┏━━
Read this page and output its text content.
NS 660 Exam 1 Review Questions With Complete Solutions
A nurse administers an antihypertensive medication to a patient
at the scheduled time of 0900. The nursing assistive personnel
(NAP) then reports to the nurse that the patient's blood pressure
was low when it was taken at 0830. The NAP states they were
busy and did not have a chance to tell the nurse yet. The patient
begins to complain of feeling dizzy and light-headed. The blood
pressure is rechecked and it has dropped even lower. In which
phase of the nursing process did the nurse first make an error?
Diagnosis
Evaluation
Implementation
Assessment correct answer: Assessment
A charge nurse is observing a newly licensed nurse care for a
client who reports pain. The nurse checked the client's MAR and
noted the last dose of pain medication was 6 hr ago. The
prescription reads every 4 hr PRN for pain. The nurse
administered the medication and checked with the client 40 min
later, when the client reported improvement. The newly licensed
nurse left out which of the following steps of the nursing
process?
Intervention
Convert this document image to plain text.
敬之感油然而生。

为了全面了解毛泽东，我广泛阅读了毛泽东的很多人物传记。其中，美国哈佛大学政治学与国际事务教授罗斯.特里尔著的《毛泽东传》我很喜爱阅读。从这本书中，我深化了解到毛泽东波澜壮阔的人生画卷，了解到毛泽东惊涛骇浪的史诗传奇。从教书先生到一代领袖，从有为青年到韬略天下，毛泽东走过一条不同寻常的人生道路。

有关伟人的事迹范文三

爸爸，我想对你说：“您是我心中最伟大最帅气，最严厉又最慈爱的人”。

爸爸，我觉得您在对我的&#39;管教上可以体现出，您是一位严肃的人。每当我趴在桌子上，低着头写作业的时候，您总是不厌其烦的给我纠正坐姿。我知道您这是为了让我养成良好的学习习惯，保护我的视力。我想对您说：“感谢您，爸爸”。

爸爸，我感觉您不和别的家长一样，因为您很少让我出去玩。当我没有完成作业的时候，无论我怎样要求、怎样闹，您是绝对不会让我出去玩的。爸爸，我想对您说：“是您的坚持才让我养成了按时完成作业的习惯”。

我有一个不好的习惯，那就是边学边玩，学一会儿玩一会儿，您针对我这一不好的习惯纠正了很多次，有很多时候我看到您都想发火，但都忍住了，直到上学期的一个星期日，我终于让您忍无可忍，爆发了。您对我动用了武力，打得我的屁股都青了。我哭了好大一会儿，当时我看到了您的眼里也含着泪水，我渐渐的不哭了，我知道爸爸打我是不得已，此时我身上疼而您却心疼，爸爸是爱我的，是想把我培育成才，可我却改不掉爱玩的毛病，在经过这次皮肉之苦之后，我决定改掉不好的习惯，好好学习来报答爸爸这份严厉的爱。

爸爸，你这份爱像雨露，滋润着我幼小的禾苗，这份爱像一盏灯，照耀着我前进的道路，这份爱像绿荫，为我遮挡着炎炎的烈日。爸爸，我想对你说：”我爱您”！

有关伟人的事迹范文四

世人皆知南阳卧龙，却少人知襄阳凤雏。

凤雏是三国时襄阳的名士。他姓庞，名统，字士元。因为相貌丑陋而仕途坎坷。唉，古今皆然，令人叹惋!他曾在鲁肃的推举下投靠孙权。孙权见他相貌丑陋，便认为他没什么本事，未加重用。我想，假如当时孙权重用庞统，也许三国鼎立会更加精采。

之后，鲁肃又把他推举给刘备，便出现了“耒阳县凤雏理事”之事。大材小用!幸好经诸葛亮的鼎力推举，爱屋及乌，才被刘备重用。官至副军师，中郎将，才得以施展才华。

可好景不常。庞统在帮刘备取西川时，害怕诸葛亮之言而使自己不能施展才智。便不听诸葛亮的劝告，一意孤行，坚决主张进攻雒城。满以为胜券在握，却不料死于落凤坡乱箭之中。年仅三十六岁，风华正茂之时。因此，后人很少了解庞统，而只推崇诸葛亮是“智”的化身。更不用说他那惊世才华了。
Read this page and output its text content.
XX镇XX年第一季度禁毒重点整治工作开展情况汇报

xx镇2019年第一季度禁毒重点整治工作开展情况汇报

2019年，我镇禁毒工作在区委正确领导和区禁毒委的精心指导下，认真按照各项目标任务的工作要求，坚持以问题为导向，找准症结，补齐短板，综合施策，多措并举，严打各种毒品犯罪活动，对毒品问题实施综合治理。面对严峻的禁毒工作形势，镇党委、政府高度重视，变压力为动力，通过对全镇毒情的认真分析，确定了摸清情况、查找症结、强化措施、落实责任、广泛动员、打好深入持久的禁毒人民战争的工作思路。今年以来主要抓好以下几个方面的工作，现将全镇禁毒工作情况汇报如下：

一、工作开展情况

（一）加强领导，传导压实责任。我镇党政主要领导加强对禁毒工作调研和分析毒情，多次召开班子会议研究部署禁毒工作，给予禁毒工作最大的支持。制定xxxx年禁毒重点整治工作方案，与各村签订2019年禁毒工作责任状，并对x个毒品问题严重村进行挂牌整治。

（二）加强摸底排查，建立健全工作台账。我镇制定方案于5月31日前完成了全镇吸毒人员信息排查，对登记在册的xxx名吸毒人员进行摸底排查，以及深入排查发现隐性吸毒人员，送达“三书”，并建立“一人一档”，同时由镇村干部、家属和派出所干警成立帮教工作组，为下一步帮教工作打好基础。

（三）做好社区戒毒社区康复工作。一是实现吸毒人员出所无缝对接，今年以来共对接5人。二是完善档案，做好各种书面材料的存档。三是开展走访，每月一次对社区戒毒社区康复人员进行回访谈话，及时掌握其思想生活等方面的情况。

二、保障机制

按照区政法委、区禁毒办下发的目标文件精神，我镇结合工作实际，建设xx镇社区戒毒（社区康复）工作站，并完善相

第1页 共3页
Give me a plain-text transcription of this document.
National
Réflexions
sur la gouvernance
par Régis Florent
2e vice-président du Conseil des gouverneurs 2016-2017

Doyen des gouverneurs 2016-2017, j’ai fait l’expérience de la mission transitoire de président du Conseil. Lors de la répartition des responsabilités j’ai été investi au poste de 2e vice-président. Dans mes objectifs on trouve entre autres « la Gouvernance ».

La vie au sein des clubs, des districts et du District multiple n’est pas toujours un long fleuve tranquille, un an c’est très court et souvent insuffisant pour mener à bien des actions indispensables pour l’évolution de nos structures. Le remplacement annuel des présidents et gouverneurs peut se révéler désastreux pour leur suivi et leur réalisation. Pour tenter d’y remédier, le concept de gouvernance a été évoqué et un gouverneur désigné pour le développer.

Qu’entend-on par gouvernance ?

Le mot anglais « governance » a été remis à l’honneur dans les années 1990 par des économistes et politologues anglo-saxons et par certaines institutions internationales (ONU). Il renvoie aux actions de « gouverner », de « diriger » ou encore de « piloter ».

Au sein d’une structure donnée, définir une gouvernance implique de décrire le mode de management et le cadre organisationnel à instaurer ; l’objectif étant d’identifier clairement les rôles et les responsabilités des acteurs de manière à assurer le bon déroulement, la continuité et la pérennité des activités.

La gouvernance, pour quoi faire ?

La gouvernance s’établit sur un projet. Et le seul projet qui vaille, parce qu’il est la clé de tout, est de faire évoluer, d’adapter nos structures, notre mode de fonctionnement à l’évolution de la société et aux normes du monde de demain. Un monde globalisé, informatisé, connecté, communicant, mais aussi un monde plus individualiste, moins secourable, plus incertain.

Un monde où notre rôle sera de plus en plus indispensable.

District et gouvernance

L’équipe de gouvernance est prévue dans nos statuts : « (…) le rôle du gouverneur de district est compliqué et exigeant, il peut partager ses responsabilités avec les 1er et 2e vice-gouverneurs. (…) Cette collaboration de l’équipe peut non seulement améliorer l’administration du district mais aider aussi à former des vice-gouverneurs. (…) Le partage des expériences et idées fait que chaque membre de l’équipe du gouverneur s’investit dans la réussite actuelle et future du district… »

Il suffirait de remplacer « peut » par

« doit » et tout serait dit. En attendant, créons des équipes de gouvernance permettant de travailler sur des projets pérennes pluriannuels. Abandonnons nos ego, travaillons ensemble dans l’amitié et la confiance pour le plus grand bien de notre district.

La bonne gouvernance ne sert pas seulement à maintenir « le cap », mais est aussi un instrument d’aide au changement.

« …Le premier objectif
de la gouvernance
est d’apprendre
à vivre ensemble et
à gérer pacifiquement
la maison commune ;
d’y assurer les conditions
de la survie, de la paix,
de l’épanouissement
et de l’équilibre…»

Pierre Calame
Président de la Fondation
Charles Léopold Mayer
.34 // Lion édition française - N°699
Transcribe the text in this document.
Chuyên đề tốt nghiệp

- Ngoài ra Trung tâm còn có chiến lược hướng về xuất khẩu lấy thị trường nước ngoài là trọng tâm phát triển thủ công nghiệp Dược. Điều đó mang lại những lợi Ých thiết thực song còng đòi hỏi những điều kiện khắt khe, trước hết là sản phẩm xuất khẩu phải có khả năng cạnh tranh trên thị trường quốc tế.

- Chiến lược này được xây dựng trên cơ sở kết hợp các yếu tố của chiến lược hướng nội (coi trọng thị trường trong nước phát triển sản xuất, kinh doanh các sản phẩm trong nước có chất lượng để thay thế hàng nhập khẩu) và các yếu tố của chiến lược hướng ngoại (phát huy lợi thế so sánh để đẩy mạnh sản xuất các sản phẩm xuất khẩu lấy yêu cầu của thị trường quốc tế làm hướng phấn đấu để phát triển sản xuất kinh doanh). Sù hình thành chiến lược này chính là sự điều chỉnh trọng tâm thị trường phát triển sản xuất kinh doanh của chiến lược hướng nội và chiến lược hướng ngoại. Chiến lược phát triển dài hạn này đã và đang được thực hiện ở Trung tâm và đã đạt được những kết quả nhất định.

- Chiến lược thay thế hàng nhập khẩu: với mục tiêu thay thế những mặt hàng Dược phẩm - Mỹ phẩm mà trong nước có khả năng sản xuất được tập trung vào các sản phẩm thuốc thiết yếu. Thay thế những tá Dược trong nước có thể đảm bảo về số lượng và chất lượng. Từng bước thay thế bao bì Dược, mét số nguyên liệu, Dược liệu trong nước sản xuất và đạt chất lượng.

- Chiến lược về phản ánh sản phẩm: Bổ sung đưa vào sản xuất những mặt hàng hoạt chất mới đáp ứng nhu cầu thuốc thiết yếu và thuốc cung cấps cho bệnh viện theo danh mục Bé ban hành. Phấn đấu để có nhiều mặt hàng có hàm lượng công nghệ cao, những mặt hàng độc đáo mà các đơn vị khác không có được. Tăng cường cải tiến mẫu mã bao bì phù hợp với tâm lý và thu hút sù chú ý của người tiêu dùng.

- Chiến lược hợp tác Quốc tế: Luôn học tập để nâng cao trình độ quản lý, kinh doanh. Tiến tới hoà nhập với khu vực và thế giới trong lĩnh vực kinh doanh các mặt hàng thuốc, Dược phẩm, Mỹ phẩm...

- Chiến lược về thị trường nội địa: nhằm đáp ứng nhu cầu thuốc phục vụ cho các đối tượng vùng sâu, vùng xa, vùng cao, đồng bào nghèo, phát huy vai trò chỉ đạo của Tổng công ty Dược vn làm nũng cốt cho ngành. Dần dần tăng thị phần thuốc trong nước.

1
┗━━
> **The exercise**
Copy each line of the records that contains the word "Conseil".

> **Complete answer**
2e vice-président du Conseil des gouverneurs 2016-2017
Doyen des gouverneurs 2016-2017, j’ai fait l’expérience de la mission transitoire de président du Conseil. Lors de la répartition des responsabilités j’ai été investi au poste de 2e vice-président. Dans mes objectifs on trouve entre autres « la Gouvernance ».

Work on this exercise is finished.